▸ **What you will do**
Pull out every line of the listing below where "Peak" appears.

::::::::::

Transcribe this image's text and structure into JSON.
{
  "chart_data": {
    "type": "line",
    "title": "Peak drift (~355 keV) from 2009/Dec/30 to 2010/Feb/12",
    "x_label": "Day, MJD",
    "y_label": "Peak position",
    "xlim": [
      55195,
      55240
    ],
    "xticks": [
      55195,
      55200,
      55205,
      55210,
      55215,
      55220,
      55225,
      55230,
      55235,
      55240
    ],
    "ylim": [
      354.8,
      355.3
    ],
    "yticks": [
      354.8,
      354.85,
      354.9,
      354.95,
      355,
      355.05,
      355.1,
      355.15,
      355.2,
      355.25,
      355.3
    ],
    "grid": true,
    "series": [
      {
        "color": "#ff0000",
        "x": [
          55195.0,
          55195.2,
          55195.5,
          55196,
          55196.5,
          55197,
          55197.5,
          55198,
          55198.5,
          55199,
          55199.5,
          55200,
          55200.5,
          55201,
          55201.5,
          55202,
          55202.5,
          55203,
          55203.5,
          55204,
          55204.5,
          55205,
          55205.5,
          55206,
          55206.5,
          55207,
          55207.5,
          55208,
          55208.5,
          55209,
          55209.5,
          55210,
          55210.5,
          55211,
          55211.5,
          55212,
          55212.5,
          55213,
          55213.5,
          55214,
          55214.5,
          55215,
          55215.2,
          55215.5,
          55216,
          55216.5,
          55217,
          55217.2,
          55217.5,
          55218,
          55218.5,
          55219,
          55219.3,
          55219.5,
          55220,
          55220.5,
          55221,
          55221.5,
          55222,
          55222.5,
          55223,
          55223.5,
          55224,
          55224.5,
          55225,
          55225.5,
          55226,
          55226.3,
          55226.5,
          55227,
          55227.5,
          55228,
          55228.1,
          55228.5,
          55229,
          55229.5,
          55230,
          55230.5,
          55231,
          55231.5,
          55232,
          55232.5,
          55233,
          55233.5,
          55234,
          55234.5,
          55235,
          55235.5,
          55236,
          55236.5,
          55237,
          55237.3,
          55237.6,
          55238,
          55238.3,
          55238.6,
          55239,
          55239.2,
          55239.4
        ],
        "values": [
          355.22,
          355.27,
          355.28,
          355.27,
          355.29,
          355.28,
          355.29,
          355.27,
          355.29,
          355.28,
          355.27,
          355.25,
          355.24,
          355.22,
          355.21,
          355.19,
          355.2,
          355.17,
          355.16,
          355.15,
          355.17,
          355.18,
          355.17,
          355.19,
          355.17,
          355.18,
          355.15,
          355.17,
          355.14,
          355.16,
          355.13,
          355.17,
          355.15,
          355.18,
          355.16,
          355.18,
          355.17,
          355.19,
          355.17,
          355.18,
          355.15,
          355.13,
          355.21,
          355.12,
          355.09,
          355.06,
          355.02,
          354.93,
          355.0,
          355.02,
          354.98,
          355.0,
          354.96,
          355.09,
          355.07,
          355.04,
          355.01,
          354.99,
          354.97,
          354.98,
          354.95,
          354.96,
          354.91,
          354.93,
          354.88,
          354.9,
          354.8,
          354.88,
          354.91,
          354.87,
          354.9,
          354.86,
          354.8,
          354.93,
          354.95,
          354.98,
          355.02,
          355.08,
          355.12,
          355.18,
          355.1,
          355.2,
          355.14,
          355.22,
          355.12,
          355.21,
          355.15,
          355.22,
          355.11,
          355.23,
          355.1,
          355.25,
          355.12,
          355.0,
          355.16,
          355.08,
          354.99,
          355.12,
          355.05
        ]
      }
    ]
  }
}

::::::::::

▸ **Written solution**
    "title": "Peak drift (~355 keV) from 2009/Dec/30 to 2010/Feb/12",
    "y_label": "Peak position",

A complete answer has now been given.